*WHAT IS ASKED*
Find the string "style" and gather every line that holds it.

*SOURCE DATA*
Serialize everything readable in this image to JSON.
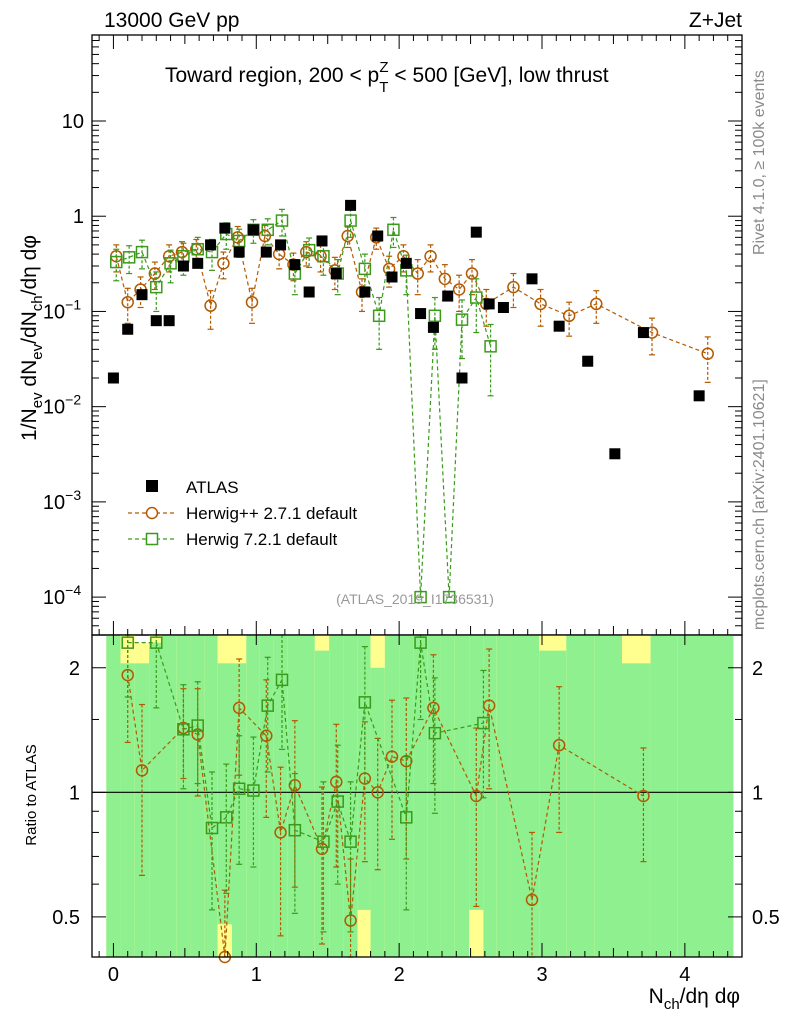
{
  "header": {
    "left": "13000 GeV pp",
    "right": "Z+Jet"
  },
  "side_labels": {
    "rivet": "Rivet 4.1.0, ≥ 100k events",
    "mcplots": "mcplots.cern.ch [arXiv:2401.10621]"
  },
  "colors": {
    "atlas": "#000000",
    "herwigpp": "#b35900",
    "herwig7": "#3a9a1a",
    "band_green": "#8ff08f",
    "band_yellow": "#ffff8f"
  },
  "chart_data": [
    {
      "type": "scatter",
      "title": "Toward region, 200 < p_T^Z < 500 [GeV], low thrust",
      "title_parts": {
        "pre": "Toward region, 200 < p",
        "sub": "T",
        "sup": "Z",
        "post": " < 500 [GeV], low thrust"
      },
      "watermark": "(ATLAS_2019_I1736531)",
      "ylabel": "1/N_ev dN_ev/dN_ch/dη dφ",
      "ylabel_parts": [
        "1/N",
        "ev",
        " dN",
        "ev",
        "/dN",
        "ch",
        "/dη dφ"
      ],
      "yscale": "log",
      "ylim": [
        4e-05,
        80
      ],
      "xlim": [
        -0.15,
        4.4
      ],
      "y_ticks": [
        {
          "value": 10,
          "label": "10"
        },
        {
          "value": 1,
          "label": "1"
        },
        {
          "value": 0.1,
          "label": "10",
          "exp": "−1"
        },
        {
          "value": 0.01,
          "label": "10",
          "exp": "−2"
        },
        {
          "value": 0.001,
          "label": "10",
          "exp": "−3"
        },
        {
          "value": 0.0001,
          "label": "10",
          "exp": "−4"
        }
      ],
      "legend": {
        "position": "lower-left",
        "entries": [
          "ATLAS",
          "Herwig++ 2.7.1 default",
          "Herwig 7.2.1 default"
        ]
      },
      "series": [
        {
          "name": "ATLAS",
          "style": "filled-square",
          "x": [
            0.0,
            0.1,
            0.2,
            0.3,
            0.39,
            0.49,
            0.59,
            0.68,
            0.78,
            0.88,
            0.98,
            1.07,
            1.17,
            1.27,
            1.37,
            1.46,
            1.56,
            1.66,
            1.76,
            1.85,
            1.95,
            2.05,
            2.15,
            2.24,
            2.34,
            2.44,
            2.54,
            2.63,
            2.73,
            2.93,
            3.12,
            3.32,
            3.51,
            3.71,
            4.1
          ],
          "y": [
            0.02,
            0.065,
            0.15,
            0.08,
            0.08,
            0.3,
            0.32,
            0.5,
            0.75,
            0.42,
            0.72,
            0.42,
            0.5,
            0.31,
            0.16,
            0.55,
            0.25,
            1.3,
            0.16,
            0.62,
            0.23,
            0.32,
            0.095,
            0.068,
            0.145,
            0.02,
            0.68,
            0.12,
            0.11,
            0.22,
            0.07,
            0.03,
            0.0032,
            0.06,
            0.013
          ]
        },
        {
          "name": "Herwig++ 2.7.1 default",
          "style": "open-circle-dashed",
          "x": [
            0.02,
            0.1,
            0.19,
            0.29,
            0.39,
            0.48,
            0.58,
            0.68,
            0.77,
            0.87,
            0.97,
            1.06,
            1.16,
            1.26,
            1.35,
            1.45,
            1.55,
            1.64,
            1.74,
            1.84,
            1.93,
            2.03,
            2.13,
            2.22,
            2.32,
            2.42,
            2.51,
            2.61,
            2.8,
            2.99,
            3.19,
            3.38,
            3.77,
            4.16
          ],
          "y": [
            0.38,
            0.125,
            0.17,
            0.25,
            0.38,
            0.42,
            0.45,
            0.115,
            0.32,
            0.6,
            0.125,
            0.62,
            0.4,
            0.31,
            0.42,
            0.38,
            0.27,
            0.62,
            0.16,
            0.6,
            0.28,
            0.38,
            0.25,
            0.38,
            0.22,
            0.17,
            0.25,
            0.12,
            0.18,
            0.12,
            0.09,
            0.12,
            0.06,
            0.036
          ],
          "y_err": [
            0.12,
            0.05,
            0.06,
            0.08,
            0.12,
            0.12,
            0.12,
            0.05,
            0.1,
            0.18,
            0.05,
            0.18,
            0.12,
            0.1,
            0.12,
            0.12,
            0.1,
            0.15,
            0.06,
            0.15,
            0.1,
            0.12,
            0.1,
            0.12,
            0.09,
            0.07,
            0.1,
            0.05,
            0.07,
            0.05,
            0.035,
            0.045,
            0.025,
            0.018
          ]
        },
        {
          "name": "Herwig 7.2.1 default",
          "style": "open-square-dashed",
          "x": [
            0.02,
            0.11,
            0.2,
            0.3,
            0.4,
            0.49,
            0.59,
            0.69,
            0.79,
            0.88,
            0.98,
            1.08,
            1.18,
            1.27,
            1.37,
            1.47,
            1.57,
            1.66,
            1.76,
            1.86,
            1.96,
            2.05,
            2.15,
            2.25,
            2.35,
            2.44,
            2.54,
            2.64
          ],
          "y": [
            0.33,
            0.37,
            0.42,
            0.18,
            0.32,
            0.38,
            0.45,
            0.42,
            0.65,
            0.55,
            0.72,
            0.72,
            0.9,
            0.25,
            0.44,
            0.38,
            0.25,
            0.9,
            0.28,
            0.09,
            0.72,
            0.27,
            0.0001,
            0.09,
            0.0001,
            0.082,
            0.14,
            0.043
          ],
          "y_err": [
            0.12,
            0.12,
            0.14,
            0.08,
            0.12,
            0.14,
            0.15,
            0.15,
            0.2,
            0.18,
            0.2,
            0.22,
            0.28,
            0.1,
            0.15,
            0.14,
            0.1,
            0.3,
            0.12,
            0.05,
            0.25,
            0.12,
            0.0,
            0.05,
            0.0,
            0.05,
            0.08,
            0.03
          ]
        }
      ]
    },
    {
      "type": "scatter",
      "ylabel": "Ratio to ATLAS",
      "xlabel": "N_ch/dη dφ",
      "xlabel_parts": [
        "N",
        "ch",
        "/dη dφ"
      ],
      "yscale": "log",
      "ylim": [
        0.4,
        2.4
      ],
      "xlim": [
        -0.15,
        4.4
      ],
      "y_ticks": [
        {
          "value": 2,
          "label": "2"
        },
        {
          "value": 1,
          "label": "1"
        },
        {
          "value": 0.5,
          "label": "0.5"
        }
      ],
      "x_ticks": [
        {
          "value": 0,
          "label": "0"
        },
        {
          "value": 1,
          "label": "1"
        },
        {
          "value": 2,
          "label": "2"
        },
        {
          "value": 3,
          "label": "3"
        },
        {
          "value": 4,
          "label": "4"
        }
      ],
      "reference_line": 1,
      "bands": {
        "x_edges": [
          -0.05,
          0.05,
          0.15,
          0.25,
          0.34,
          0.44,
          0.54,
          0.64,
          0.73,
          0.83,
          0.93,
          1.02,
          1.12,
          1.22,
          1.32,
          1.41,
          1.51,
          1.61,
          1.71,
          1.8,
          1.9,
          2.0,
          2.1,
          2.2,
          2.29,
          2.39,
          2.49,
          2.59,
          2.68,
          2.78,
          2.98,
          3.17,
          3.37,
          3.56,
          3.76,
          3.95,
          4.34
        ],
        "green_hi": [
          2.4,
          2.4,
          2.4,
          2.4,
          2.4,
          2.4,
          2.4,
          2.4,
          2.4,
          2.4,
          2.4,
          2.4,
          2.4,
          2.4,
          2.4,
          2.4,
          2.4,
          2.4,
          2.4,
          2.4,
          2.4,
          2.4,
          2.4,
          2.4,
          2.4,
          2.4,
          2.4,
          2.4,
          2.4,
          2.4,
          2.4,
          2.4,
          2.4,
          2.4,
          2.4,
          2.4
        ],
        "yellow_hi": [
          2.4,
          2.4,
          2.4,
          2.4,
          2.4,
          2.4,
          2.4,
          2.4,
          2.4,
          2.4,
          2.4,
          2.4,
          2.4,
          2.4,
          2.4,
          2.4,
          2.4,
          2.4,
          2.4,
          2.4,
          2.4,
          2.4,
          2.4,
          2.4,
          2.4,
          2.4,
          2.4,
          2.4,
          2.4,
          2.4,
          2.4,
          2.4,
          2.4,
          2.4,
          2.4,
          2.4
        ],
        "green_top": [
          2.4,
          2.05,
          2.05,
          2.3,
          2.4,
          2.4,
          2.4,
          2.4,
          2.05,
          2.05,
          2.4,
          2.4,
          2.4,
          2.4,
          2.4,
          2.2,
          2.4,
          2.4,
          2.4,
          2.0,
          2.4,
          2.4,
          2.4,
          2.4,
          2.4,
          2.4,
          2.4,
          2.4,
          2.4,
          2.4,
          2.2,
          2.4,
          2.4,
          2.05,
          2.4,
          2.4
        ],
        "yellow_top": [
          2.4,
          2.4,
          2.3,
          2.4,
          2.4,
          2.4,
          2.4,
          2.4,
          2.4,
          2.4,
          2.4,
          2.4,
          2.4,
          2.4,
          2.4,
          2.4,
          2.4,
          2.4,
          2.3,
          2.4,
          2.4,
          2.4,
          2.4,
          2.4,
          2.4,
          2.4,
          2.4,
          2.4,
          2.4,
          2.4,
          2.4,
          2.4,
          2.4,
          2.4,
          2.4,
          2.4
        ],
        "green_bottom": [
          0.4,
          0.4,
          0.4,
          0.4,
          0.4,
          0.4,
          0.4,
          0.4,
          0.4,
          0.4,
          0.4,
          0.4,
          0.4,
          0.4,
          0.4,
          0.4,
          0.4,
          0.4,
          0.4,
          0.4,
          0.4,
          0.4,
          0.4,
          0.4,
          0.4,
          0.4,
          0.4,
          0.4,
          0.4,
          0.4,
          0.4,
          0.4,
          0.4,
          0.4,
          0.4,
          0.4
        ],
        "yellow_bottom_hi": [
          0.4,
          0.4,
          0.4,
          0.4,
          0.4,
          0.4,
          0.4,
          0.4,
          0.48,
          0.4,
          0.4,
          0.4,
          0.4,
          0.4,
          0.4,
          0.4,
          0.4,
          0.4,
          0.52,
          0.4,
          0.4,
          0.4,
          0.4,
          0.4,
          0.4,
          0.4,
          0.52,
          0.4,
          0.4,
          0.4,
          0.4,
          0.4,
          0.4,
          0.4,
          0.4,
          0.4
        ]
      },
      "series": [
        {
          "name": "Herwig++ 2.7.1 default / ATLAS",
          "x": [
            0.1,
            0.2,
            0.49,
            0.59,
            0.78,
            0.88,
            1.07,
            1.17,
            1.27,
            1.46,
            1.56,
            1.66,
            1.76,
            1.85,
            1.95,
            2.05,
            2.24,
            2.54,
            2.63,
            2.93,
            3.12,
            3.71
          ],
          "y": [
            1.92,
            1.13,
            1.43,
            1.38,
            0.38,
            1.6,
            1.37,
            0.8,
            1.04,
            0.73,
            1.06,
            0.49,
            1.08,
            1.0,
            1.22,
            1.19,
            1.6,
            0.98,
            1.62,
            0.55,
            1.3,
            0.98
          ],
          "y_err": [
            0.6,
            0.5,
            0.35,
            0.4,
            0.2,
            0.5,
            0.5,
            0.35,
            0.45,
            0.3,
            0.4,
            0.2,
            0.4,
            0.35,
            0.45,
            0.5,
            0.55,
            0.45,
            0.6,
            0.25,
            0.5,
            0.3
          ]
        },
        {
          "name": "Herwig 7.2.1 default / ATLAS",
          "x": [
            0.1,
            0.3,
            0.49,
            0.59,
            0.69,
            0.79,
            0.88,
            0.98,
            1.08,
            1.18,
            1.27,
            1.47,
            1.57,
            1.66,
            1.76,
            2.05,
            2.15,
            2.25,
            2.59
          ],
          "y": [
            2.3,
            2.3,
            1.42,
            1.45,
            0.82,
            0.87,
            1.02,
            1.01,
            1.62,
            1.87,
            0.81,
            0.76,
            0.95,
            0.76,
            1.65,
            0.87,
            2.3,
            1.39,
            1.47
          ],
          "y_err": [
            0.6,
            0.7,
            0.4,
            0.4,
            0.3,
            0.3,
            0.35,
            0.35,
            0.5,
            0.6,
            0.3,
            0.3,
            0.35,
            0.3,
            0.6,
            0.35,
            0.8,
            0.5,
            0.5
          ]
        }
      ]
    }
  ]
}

*COMPLETED TASK*
          "style": "filled-square",
          "style": "open-circle-dashed",
          "style": "open-square-dashed",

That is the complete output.